» Task
Looking at the listing, state how many of its lines contain the string "screenshot". Write only the number.

+++ Entries supplied +++

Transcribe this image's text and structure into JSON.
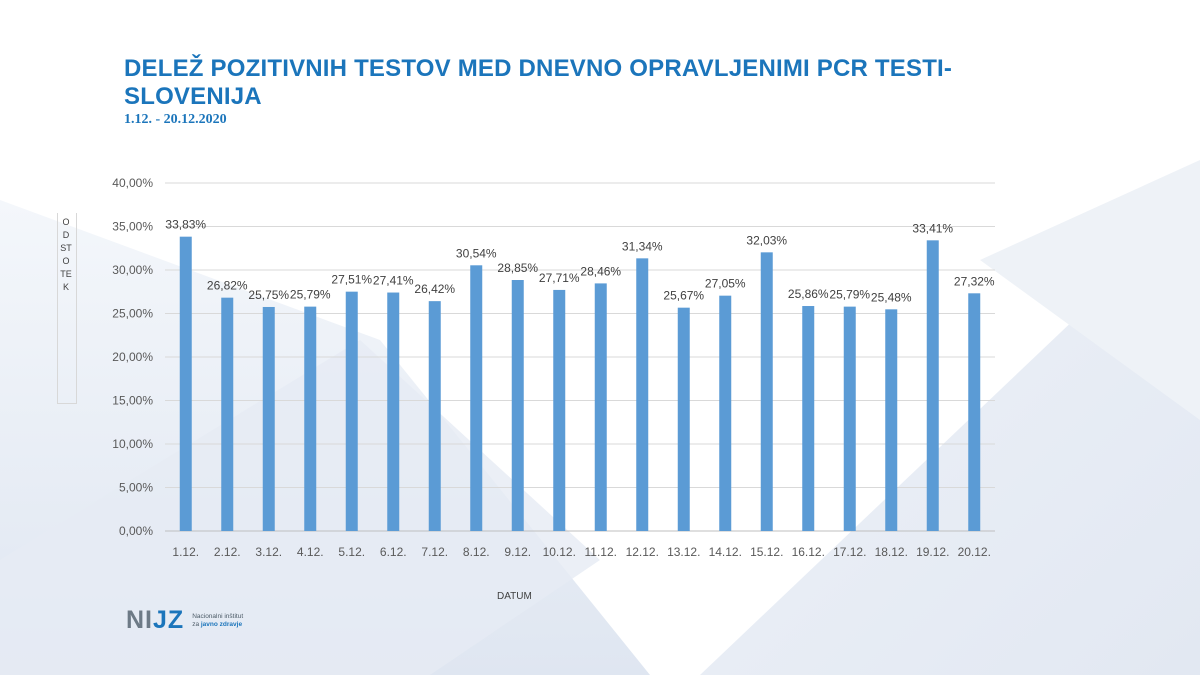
{
  "header": {
    "title": "DELEŽ POZITIVNIH TESTOV MED DNEVNO OPRAVLJENIMI PCR TESTI- SLOVENIJA",
    "subtitle": "1.12. - 20.12.2020"
  },
  "logo": {
    "mark_left": "NI",
    "mark_right": "JZ",
    "line1": "Nacionalni inštitut",
    "line2_prefix": "za",
    "line2_bold": "javno zdravje"
  },
  "colors": {
    "bar": "#5b9bd5",
    "title": "#1b75bb",
    "grid": "#d9d9d9",
    "text": "#404040"
  },
  "chart_data": {
    "type": "bar",
    "title": "DELEŽ POZITIVNIH TESTOV MED DNEVNO OPRAVLJENIMI PCR TESTI- SLOVENIJA",
    "xlabel": "DATUM",
    "ylabel": "ODSTOTEK",
    "ylim": [
      0,
      40
    ],
    "ytick_step": 5,
    "ytick_labels": [
      "0,00%",
      "5,00%",
      "10,00%",
      "15,00%",
      "20,00%",
      "25,00%",
      "30,00%",
      "35,00%",
      "40,00%"
    ],
    "grid": true,
    "legend": "none",
    "categories": [
      "1.12.",
      "2.12.",
      "3.12.",
      "4.12.",
      "5.12.",
      "6.12.",
      "7.12.",
      "8.12.",
      "9.12.",
      "10.12.",
      "11.12.",
      "12.12.",
      "13.12.",
      "14.12.",
      "15.12.",
      "16.12.",
      "17.12.",
      "18.12.",
      "19.12.",
      "20.12."
    ],
    "values": [
      33.83,
      26.82,
      25.75,
      25.79,
      27.51,
      27.41,
      26.42,
      30.54,
      28.85,
      27.71,
      28.46,
      31.34,
      25.67,
      27.05,
      32.03,
      25.86,
      25.79,
      25.48,
      33.41,
      27.32
    ],
    "data_labels": [
      "33,83%",
      "26,82%",
      "25,75%",
      "25,79%",
      "27,51%",
      "27,41%",
      "26,42%",
      "30,54%",
      "28,85%",
      "27,71%",
      "28,46%",
      "31,34%",
      "25,67%",
      "27,05%",
      "32,03%",
      "25,86%",
      "25,79%",
      "25,48%",
      "33,41%",
      "27,32%"
    ]
  }
}
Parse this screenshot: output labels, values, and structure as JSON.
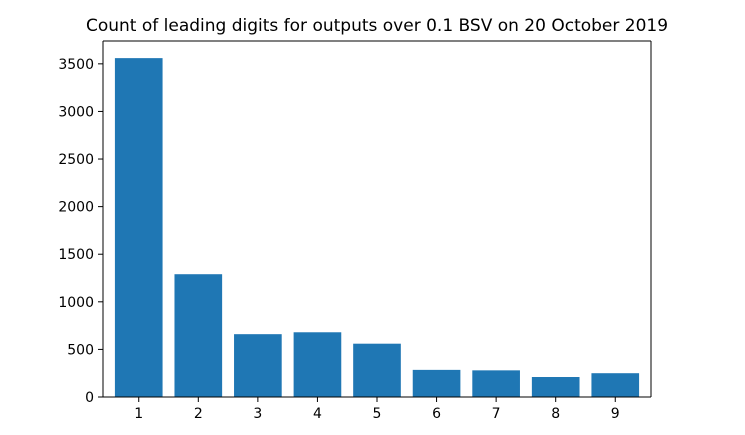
{
  "chart_data": {
    "type": "bar",
    "title": "Count of leading digits for outputs over 0.1 BSV on 20 October 2019",
    "xlabel": "",
    "ylabel": "",
    "categories": [
      "1",
      "2",
      "3",
      "4",
      "5",
      "6",
      "7",
      "8",
      "9"
    ],
    "values": [
      3560,
      1290,
      660,
      680,
      560,
      285,
      280,
      210,
      250
    ],
    "ylim": [
      0,
      3740
    ],
    "yticks": [
      0,
      500,
      1000,
      1500,
      2000,
      2500,
      3000,
      3500
    ],
    "ytick_labels": [
      "0",
      "500",
      "1000",
      "1500",
      "2000",
      "2500",
      "3000",
      "3500"
    ],
    "grid": false,
    "legend": "none",
    "bar_color": "#1f77b4"
  }
}
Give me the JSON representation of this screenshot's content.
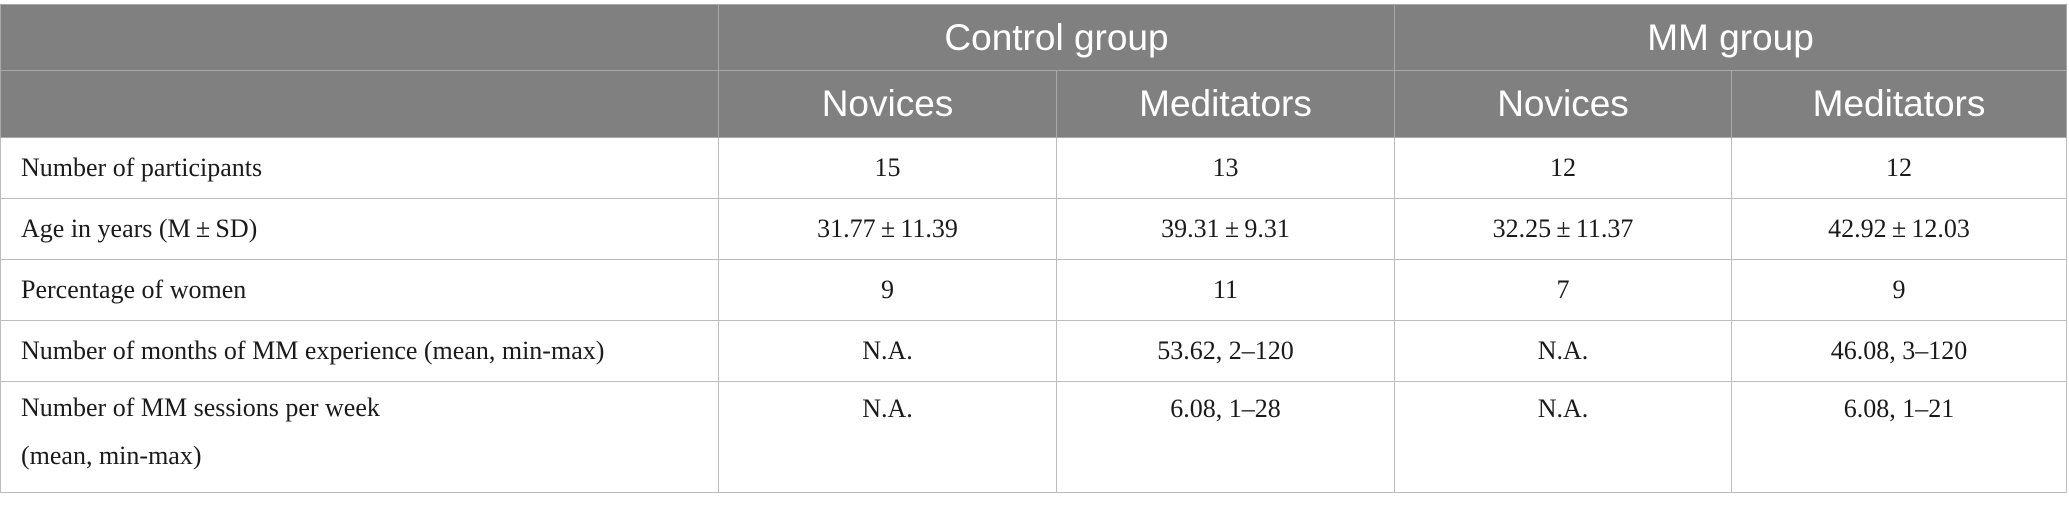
{
  "header": {
    "groups": [
      "Control group",
      "MM group"
    ],
    "subheaders": [
      "Novices",
      "Meditators",
      "Novices",
      "Meditators"
    ]
  },
  "rows": [
    {
      "label": "Number of participants",
      "values": [
        "15",
        "13",
        "12",
        "12"
      ]
    },
    {
      "label": "Age in years (M ± SD)",
      "values": [
        "31.77 ± 11.39",
        "39.31 ± 9.31",
        "32.25 ± 11.37",
        "42.92 ± 12.03"
      ]
    },
    {
      "label": "Percentage of women",
      "values": [
        "9",
        "11",
        "7",
        "9"
      ]
    },
    {
      "label": "Number of months of MM experience (mean, min-max)",
      "values": [
        "N.A.",
        "53.62, 2–120",
        "N.A.",
        "46.08, 3–120"
      ]
    },
    {
      "label_line1": "Number of MM sessions per week",
      "label_line2": "(mean, min-max)",
      "values": [
        "N.A.",
        "6.08, 1–28",
        "N.A.",
        "6.08, 1–21"
      ]
    }
  ]
}
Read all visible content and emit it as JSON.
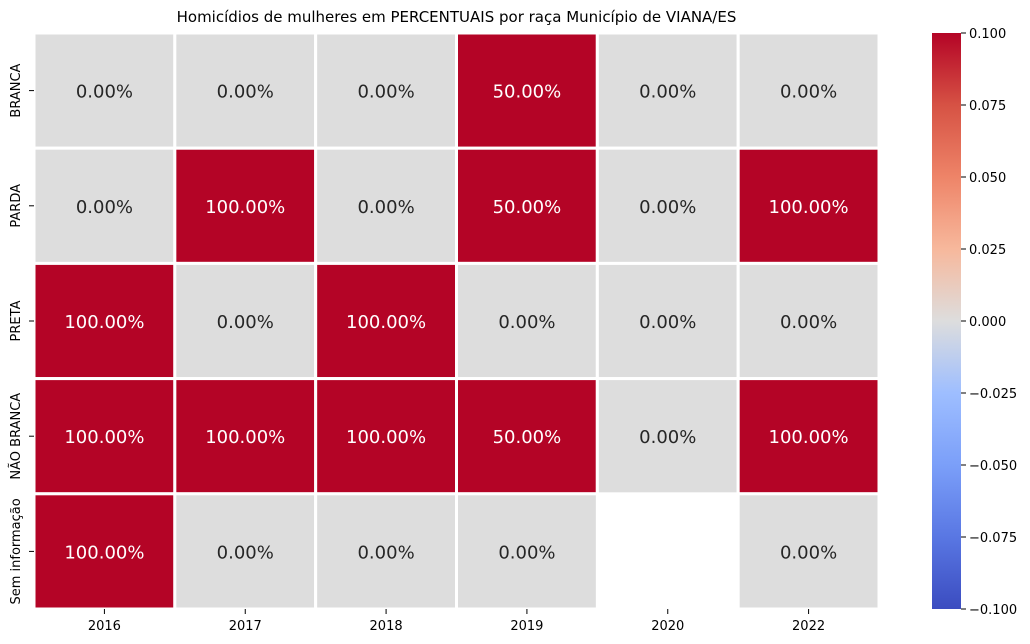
{
  "chart_data": {
    "type": "heatmap",
    "title": "Homicídios de mulheres em PERCENTUAIS por raça Município de VIANA/ES",
    "xlabel": "",
    "ylabel": "",
    "x": [
      "2016",
      "2017",
      "2018",
      "2019",
      "2020",
      "2022"
    ],
    "y": [
      "BRANCA",
      "PARDA",
      "PRETA",
      "NÃO BRANCA",
      "Sem informação"
    ],
    "values": [
      [
        0,
        0,
        0,
        0.5,
        0,
        0
      ],
      [
        0,
        1,
        0,
        0.5,
        0,
        1
      ],
      [
        1,
        0,
        1,
        0,
        0,
        0
      ],
      [
        1,
        1,
        1,
        0.5,
        0,
        1
      ],
      [
        1,
        0,
        0,
        0,
        null,
        0
      ]
    ],
    "annotations": [
      [
        "0.00%",
        "0.00%",
        "0.00%",
        "50.00%",
        "0.00%",
        "0.00%"
      ],
      [
        "0.00%",
        "100.00%",
        "0.00%",
        "50.00%",
        "0.00%",
        "100.00%"
      ],
      [
        "100.00%",
        "0.00%",
        "100.00%",
        "0.00%",
        "0.00%",
        "0.00%"
      ],
      [
        "100.00%",
        "100.00%",
        "100.00%",
        "50.00%",
        "0.00%",
        "100.00%"
      ],
      [
        "100.00%",
        "0.00%",
        "0.00%",
        "0.00%",
        "",
        "0.00%"
      ]
    ],
    "colorbar": {
      "cmap": "coolwarm",
      "vmin": -0.1,
      "vmax": 0.1,
      "ticks": [
        "−0.100",
        "−0.075",
        "−0.050",
        "−0.025",
        "0.000",
        "0.025",
        "0.050",
        "0.075",
        "0.100"
      ]
    },
    "colors": {
      "high": "#b40426",
      "zero": "#dddddd",
      "low": "#3b4cc0",
      "grid": "#ffffff"
    },
    "grid": false,
    "legend": "colorbar-right"
  }
}
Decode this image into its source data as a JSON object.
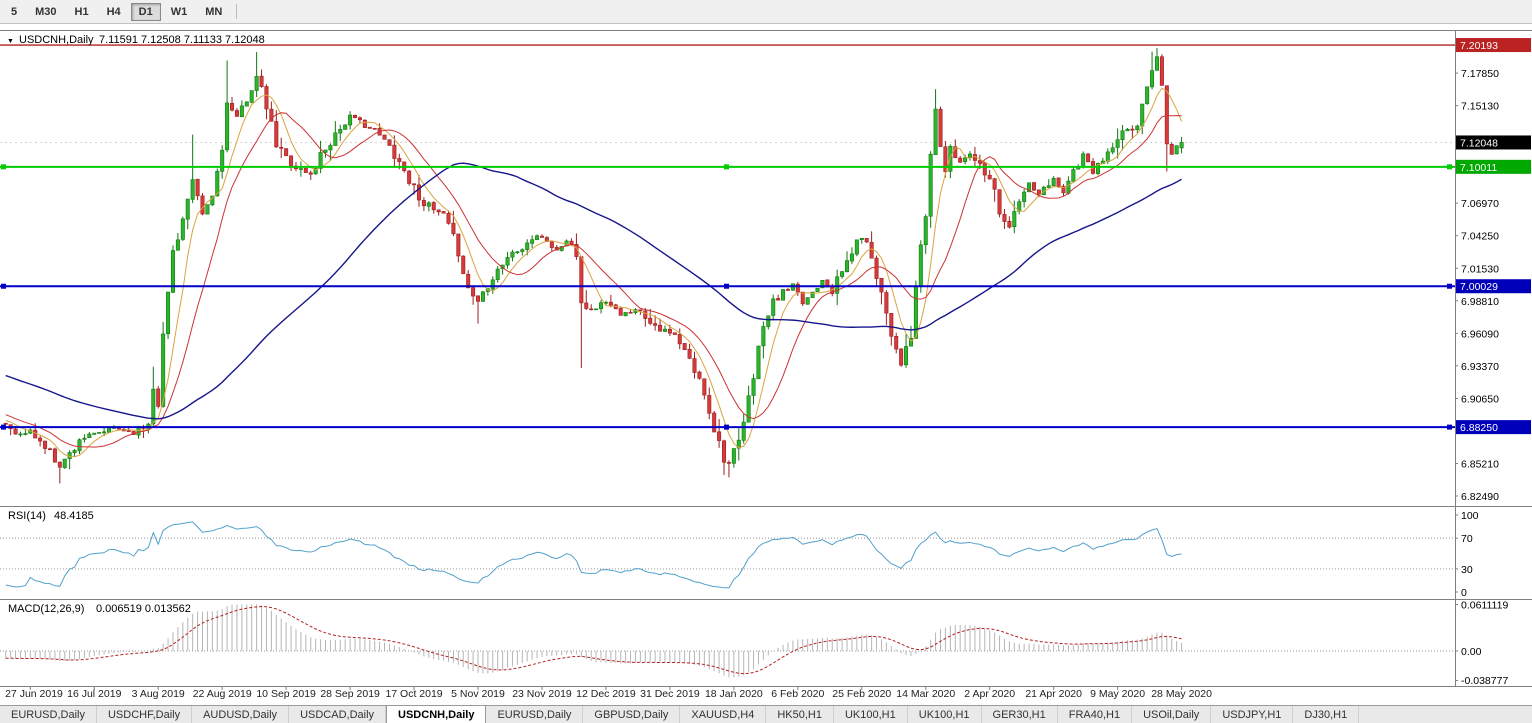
{
  "toolbar": {
    "timeframes": [
      {
        "label": "5",
        "active": false
      },
      {
        "label": "M30",
        "active": false
      },
      {
        "label": "H1",
        "active": false
      },
      {
        "label": "H4",
        "active": false
      },
      {
        "label": "D1",
        "active": true
      },
      {
        "label": "W1",
        "active": false
      },
      {
        "label": "MN",
        "active": false
      }
    ]
  },
  "chart_header": {
    "symbol_period": "USDCNH,Daily",
    "ohlc_text": "7.11591 7.12508 7.11133 7.12048"
  },
  "rsi_header": {
    "name": "RSI(14)",
    "value": "48.4185"
  },
  "macd_header": {
    "name": "MACD(12,26,9)",
    "values": "0.006519 0.013562"
  },
  "tabbar": {
    "tabs": [
      {
        "label": "EURUSD,Daily",
        "active": false
      },
      {
        "label": "USDCHF,Daily",
        "active": false
      },
      {
        "label": "AUDUSD,Daily",
        "active": false
      },
      {
        "label": "USDCAD,Daily",
        "active": false
      },
      {
        "label": "USDCNH,Daily",
        "active": true
      },
      {
        "label": "EURUSD,Daily",
        "active": false
      },
      {
        "label": "GBPUSD,Daily",
        "active": false
      },
      {
        "label": "XAUUSD,H4",
        "active": false
      },
      {
        "label": "HK50,H1",
        "active": false
      },
      {
        "label": "UK100,H1",
        "active": false
      },
      {
        "label": "UK100,H1",
        "active": false
      },
      {
        "label": "GER30,H1",
        "active": false
      },
      {
        "label": "FRA40,H1",
        "active": false
      },
      {
        "label": "USOil,Daily",
        "active": false
      },
      {
        "label": "USDJPY,H1",
        "active": false
      },
      {
        "label": "DJ30,H1",
        "active": false
      }
    ]
  },
  "chart_data": {
    "type": "candlestick",
    "symbol": "USDCNH",
    "timeframe": "Daily",
    "bars": 240,
    "seed": 11,
    "last_bar": {
      "open": 7.11591,
      "high": 7.12508,
      "low": 7.11133,
      "close": 7.12048
    },
    "current_price": {
      "price": 7.12048,
      "label": "7.12048",
      "badge_color": "#000000"
    },
    "y_axis": {
      "min": 6.8199,
      "max": 7.212,
      "decimals": 5,
      "ticks": [
        7.1785,
        7.1513,
        7.1241,
        7.0969,
        7.0697,
        7.0425,
        7.0153,
        6.9881,
        6.9609,
        6.9337,
        6.9065,
        6.8793,
        6.8521,
        6.8249
      ]
    },
    "x_axis": {
      "first_bar": 5,
      "bar_step": 13,
      "labels": [
        "27 Jun 2019",
        "16 Jul 2019",
        "3 Aug 2019",
        "22 Aug 2019",
        "10 Sep 2019",
        "28 Sep 2019",
        "17 Oct 2019",
        "5 Nov 2019",
        "23 Nov 2019",
        "12 Dec 2019",
        "31 Dec 2019",
        "18 Jan 2020",
        "6 Feb 2020",
        "25 Feb 2020",
        "14 Mar 2020",
        "2 Apr 2020",
        "21 Apr 2020",
        "9 May 2020",
        "28 May 2020"
      ]
    },
    "levels": [
      {
        "price": 7.20193,
        "label": "7.20193",
        "color": "#b22222",
        "badge_color": "#bb2222",
        "width": 1.4,
        "handles": false
      },
      {
        "price": 7.10011,
        "label": "7.10011",
        "color": "#00cc00",
        "badge_color": "#00a800",
        "width": 2,
        "handles": true
      },
      {
        "price": 7.00029,
        "label": "7.00029",
        "color": "#0000c8",
        "badge_color": "#0000bb",
        "width": 2,
        "handles": true
      },
      {
        "price": 6.8825,
        "label": "6.88250",
        "color": "#0000c8",
        "badge_color": "#0000bb",
        "width": 2,
        "handles": true
      }
    ],
    "candle_up": "#2bb52b",
    "candle_up_border": "#117711",
    "candle_down": "#d63a3a",
    "candle_down_border": "#9c1f1f",
    "moving_averages": [
      {
        "period": 6,
        "color": "#d9a441",
        "width": 1
      },
      {
        "period": 13,
        "color": "#cc3333",
        "width": 1
      },
      {
        "period": 60,
        "color": "#16168c",
        "width": 1.4
      }
    ],
    "warmup": {
      "bars": 60,
      "from": 6.968,
      "to": 6.886
    },
    "price_anchors": [
      [
        0,
        6.885
      ],
      [
        3,
        6.876
      ],
      [
        5,
        6.879
      ],
      [
        8,
        6.866
      ],
      [
        11,
        6.85
      ],
      [
        13,
        6.86
      ],
      [
        15,
        6.873
      ],
      [
        18,
        6.876
      ],
      [
        22,
        6.882
      ],
      [
        26,
        6.878
      ],
      [
        29,
        6.886
      ],
      [
        30,
        6.918
      ],
      [
        31,
        6.904
      ],
      [
        32,
        6.958
      ],
      [
        33,
        6.995
      ],
      [
        34,
        7.03
      ],
      [
        36,
        7.056
      ],
      [
        38,
        7.088
      ],
      [
        40,
        7.06
      ],
      [
        42,
        7.075
      ],
      [
        44,
        7.118
      ],
      [
        45,
        7.152
      ],
      [
        47,
        7.14
      ],
      [
        49,
        7.158
      ],
      [
        51,
        7.175
      ],
      [
        53,
        7.15
      ],
      [
        55,
        7.118
      ],
      [
        57,
        7.108
      ],
      [
        59,
        7.1
      ],
      [
        62,
        7.093
      ],
      [
        64,
        7.11
      ],
      [
        67,
        7.128
      ],
      [
        70,
        7.142
      ],
      [
        73,
        7.136
      ],
      [
        76,
        7.126
      ],
      [
        79,
        7.112
      ],
      [
        83,
        7.082
      ],
      [
        86,
        7.066
      ],
      [
        89,
        7.058
      ],
      [
        92,
        7.03
      ],
      [
        94,
        6.998
      ],
      [
        96,
        6.988
      ],
      [
        99,
        7.01
      ],
      [
        102,
        7.025
      ],
      [
        105,
        7.032
      ],
      [
        107,
        7.04
      ],
      [
        109,
        7.042
      ],
      [
        112,
        7.03
      ],
      [
        114,
        7.038
      ],
      [
        116,
        7.03
      ],
      [
        117,
        6.99
      ],
      [
        119,
        6.98
      ],
      [
        122,
        6.988
      ],
      [
        125,
        6.975
      ],
      [
        128,
        6.982
      ],
      [
        131,
        6.972
      ],
      [
        134,
        6.962
      ],
      [
        136,
        6.958
      ],
      [
        139,
        6.938
      ],
      [
        142,
        6.912
      ],
      [
        144,
        6.882
      ],
      [
        146,
        6.858
      ],
      [
        147,
        6.852
      ],
      [
        149,
        6.868
      ],
      [
        151,
        6.905
      ],
      [
        153,
        6.95
      ],
      [
        155,
        6.978
      ],
      [
        157,
        6.992
      ],
      [
        160,
        7.0
      ],
      [
        162,
        6.986
      ],
      [
        164,
        6.996
      ],
      [
        166,
        7.006
      ],
      [
        168,
        6.996
      ],
      [
        170,
        7.012
      ],
      [
        172,
        7.03
      ],
      [
        174,
        7.042
      ],
      [
        176,
        7.026
      ],
      [
        178,
        6.996
      ],
      [
        180,
        6.962
      ],
      [
        182,
        6.936
      ],
      [
        184,
        6.956
      ],
      [
        185,
        7.0
      ],
      [
        187,
        7.06
      ],
      [
        188,
        7.11
      ],
      [
        189,
        7.148
      ],
      [
        190,
        7.118
      ],
      [
        191,
        7.096
      ],
      [
        192,
        7.114
      ],
      [
        194,
        7.104
      ],
      [
        196,
        7.112
      ],
      [
        198,
        7.102
      ],
      [
        200,
        7.094
      ],
      [
        202,
        7.064
      ],
      [
        204,
        7.05
      ],
      [
        206,
        7.07
      ],
      [
        208,
        7.086
      ],
      [
        210,
        7.076
      ],
      [
        213,
        7.09
      ],
      [
        215,
        7.08
      ],
      [
        217,
        7.096
      ],
      [
        219,
        7.11
      ],
      [
        221,
        7.096
      ],
      [
        223,
        7.106
      ],
      [
        226,
        7.12
      ],
      [
        228,
        7.132
      ],
      [
        230,
        7.136
      ],
      [
        232,
        7.165
      ],
      [
        233,
        7.185
      ],
      [
        234,
        7.19
      ],
      [
        235,
        7.172
      ],
      [
        236,
        7.12
      ],
      [
        237,
        7.108
      ],
      [
        238,
        7.118
      ],
      [
        239,
        7.12
      ]
    ],
    "wick_overrides": [
      {
        "b": 11,
        "low": 6.8355
      },
      {
        "b": 30,
        "high": 6.933
      },
      {
        "b": 38,
        "high": 7.127
      },
      {
        "b": 45,
        "high": 7.189
      },
      {
        "b": 51,
        "high": 7.196
      },
      {
        "b": 96,
        "low": 6.969
      },
      {
        "b": 117,
        "low": 6.932
      },
      {
        "b": 146,
        "low": 6.8425
      },
      {
        "b": 147,
        "low": 6.8405
      },
      {
        "b": 189,
        "high": 7.165
      },
      {
        "b": 233,
        "high": 7.1964
      },
      {
        "b": 236,
        "low": 7.0962
      }
    ],
    "rsi": {
      "period": 14,
      "color": "#53a0cc",
      "ticks": [
        100,
        70,
        30,
        0
      ],
      "guide_levels": [
        70,
        30
      ]
    },
    "macd": {
      "fast": 12,
      "slow": 26,
      "signal": 9,
      "hist_color": "#b5b5b5",
      "signal_color": "#b22222",
      "ticks": [
        {
          "label": "0.0611119",
          "v": 0.0611119
        },
        {
          "label": "0.00",
          "v": 0
        },
        {
          "label": "-0.038777",
          "v": -0.038777
        }
      ]
    }
  }
}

+++

» Reply
2